BEGIN Exercise materials
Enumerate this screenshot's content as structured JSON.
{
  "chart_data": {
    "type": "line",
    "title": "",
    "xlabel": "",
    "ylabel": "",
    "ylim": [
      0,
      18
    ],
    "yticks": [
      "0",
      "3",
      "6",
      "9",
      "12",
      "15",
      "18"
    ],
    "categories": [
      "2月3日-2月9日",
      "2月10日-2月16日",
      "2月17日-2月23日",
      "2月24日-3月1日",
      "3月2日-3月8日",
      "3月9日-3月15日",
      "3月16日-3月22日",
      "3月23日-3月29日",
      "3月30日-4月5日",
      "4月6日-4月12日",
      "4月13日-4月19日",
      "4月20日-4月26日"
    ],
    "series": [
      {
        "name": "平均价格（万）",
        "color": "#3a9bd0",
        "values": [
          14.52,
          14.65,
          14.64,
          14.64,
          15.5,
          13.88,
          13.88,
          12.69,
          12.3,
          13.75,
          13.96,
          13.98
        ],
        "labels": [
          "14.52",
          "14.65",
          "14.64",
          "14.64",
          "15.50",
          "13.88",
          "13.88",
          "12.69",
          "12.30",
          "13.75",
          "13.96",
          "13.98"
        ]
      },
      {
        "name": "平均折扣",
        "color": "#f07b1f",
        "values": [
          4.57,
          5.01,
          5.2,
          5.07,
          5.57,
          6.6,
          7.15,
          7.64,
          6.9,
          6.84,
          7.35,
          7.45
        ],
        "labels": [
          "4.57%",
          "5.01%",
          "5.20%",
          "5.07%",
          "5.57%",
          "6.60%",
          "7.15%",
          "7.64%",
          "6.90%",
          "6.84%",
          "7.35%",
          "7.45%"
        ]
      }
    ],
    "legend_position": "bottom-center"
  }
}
END Exercise materials
BEGIN Exercise materials
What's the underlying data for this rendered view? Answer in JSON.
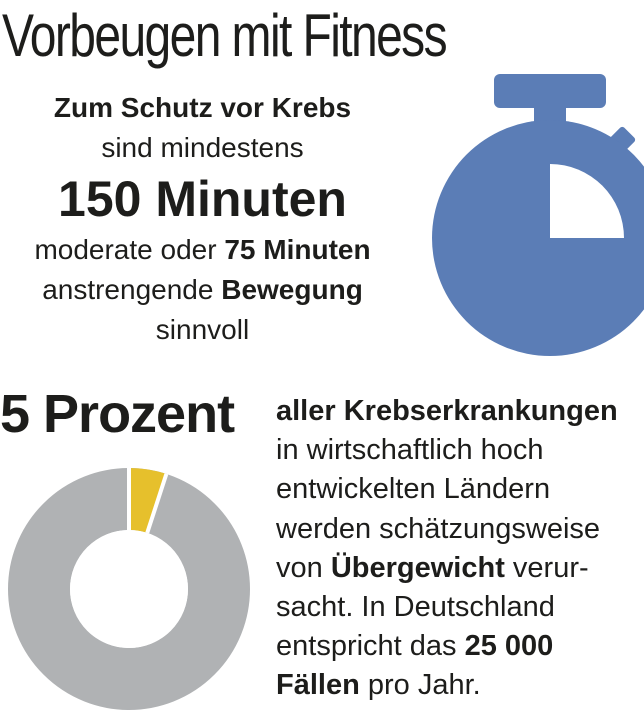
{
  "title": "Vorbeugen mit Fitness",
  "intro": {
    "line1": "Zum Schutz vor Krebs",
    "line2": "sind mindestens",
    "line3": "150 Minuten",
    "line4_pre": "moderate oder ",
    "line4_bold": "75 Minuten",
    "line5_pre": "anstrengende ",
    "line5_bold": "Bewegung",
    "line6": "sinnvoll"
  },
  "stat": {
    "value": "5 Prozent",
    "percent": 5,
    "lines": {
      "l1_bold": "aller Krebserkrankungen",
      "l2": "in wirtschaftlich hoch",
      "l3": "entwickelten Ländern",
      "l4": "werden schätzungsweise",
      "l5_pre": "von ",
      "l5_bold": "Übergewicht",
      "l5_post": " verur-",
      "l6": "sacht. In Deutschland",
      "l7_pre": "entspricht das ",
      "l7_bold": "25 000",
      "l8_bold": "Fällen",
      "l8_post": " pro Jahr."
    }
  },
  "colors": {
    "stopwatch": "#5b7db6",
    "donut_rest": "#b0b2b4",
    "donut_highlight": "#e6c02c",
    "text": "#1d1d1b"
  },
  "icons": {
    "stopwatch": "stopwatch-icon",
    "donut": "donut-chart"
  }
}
END Exercise materials
*Task requirements*: Check each line above for the string "Minuten", then copy the ones that have it.

*Finished task*:
    "line3": "150 Minuten",
    "line4_bold": "75 Minuten",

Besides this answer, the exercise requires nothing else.